--- BEGIN Supplied records ---
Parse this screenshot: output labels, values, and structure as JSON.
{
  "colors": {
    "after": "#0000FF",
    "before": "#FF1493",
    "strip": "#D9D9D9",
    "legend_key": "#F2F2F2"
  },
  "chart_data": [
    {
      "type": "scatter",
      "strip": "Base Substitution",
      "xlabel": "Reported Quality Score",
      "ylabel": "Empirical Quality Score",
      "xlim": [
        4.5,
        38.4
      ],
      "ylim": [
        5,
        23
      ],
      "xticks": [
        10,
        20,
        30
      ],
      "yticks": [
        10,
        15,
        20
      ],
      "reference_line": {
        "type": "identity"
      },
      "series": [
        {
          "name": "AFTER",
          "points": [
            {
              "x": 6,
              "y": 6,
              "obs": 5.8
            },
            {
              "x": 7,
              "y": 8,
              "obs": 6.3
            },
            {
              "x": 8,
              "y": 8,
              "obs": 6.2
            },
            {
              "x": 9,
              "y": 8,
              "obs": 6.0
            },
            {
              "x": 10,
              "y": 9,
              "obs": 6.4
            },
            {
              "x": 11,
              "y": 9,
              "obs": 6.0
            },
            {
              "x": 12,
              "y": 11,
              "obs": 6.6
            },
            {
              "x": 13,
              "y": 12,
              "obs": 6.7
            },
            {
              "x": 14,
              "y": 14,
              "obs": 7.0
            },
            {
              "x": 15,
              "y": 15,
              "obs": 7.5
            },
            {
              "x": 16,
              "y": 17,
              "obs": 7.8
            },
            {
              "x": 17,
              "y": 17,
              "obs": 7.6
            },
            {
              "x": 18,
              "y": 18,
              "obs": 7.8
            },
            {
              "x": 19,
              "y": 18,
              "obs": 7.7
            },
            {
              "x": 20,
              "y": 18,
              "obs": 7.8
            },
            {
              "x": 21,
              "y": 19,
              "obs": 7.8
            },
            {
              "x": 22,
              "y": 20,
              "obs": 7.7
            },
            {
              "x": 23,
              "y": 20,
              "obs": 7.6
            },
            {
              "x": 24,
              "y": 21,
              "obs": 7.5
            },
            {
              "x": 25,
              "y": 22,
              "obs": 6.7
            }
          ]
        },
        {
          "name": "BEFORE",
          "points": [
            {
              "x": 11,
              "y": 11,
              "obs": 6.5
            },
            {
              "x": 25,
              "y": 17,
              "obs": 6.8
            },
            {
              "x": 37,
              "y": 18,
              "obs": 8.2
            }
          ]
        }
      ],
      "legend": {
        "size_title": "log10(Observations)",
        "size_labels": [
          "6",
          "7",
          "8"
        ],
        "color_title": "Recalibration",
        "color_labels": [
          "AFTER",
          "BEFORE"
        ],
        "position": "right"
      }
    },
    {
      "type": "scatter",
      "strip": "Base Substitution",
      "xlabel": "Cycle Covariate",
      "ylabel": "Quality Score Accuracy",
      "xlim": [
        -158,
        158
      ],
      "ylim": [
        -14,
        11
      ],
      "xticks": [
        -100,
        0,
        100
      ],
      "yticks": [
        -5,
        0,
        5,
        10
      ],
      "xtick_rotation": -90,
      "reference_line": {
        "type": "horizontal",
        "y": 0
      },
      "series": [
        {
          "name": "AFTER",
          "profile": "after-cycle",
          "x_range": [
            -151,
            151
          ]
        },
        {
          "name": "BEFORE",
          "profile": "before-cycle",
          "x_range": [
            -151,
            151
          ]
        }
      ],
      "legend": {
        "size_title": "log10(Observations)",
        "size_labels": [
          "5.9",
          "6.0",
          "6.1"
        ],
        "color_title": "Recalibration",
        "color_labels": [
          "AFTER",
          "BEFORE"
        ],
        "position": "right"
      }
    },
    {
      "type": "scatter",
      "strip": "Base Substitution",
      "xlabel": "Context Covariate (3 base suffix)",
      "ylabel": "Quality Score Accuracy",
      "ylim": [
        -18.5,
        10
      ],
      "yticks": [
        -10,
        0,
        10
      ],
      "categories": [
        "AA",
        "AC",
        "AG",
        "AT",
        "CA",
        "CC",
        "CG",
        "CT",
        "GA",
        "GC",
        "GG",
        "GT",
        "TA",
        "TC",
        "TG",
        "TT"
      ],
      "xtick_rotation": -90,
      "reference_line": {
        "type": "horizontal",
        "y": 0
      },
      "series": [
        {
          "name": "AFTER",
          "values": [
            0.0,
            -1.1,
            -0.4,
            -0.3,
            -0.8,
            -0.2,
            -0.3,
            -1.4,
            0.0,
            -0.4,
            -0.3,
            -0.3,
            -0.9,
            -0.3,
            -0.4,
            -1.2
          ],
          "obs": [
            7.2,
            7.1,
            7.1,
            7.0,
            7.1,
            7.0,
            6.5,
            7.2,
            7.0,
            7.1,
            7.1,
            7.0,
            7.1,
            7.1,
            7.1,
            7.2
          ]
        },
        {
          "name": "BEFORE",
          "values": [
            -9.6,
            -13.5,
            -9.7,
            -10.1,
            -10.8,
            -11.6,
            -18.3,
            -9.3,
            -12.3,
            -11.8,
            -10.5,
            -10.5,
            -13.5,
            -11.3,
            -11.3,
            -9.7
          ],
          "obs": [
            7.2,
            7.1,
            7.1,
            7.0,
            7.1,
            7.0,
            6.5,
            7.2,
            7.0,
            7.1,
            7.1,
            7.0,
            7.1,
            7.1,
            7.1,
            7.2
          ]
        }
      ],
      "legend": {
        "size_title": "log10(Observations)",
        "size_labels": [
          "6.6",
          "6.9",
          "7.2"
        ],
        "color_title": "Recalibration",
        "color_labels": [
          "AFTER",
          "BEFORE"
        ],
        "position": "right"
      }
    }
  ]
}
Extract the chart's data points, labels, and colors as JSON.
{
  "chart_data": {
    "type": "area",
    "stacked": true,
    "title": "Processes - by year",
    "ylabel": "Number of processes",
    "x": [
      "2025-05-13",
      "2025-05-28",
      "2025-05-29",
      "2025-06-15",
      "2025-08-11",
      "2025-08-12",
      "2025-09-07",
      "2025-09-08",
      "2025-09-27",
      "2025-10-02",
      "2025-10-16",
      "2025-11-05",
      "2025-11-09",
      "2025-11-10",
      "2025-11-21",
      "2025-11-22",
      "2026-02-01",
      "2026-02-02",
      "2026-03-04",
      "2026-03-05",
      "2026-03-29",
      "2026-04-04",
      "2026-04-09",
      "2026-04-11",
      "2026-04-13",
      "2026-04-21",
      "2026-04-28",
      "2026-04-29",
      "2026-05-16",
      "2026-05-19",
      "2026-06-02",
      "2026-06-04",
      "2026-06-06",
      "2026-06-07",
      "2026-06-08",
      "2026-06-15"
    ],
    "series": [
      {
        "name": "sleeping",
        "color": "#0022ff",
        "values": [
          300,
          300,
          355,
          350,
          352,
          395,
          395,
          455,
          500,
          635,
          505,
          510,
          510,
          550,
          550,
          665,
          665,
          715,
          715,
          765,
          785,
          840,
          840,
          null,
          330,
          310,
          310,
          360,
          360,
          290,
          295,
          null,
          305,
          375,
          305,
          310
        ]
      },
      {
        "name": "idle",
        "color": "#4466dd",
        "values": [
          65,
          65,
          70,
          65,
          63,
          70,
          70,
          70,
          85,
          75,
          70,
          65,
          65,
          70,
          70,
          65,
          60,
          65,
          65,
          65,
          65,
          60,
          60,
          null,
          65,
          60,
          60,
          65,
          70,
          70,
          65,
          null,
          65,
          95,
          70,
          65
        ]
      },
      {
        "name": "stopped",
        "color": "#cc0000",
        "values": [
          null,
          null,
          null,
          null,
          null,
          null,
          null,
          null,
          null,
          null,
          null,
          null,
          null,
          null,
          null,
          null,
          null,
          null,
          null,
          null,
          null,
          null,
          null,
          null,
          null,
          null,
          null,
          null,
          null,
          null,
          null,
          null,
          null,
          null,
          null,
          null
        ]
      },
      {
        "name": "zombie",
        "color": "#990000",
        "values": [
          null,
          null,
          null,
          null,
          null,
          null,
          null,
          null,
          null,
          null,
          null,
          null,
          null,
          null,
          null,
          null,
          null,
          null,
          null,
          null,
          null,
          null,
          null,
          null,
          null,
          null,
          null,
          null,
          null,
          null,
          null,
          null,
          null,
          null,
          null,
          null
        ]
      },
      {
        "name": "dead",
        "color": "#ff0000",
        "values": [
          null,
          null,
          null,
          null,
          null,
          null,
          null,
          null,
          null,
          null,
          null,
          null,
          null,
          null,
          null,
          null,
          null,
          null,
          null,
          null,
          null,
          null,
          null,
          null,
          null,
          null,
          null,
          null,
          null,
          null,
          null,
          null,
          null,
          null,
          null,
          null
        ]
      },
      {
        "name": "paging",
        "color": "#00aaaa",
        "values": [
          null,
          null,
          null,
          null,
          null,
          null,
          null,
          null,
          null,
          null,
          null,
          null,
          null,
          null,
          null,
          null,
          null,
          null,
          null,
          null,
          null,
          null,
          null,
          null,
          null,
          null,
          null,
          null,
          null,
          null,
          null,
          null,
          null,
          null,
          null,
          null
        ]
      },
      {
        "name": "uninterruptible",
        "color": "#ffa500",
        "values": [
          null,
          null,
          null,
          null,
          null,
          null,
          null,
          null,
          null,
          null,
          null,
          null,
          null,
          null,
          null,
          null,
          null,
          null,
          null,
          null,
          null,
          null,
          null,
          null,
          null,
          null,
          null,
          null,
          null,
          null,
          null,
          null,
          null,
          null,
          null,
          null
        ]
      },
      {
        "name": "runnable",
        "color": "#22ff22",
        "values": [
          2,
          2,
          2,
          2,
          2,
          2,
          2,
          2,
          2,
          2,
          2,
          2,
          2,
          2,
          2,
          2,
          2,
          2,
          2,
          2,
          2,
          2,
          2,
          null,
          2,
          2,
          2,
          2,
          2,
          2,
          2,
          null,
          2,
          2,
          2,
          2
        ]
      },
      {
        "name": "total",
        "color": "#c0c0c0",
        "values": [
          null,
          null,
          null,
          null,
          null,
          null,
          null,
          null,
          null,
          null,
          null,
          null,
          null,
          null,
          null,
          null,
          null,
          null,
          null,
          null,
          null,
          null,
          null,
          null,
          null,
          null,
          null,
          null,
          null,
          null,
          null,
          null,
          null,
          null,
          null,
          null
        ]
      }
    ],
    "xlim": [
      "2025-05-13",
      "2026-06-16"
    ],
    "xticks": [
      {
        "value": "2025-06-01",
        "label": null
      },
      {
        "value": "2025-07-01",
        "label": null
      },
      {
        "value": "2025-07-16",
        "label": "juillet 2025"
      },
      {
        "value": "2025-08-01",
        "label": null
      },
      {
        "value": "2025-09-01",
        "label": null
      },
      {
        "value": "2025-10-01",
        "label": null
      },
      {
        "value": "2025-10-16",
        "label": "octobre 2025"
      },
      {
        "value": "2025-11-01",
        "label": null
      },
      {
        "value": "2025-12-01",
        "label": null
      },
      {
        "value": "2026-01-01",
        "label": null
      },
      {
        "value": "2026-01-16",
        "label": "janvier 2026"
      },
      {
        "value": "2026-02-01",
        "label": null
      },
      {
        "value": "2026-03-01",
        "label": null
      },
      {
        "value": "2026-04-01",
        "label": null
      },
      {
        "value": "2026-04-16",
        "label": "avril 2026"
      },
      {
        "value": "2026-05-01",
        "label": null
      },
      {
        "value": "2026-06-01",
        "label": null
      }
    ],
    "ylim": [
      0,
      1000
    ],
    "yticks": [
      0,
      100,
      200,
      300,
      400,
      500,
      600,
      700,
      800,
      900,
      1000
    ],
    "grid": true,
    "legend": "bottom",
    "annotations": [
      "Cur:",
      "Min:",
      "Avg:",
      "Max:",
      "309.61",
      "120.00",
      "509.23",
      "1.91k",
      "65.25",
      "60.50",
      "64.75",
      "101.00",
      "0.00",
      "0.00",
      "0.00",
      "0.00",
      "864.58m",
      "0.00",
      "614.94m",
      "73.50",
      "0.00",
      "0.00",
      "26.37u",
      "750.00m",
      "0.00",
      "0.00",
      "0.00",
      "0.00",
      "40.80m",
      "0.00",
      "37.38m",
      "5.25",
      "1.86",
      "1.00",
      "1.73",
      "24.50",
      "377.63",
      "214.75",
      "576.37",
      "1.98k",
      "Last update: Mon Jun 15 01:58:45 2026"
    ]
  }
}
--- END Supplied records ---
Short task —
Identify and copy the lines holding the word "Quality".

Expected output —
      "xlabel": "Reported Quality Score",
      "ylabel": "Empirical Quality Score",
      "ylabel": "Quality Score Accuracy",
      "ylabel": "Quality Score Accuracy",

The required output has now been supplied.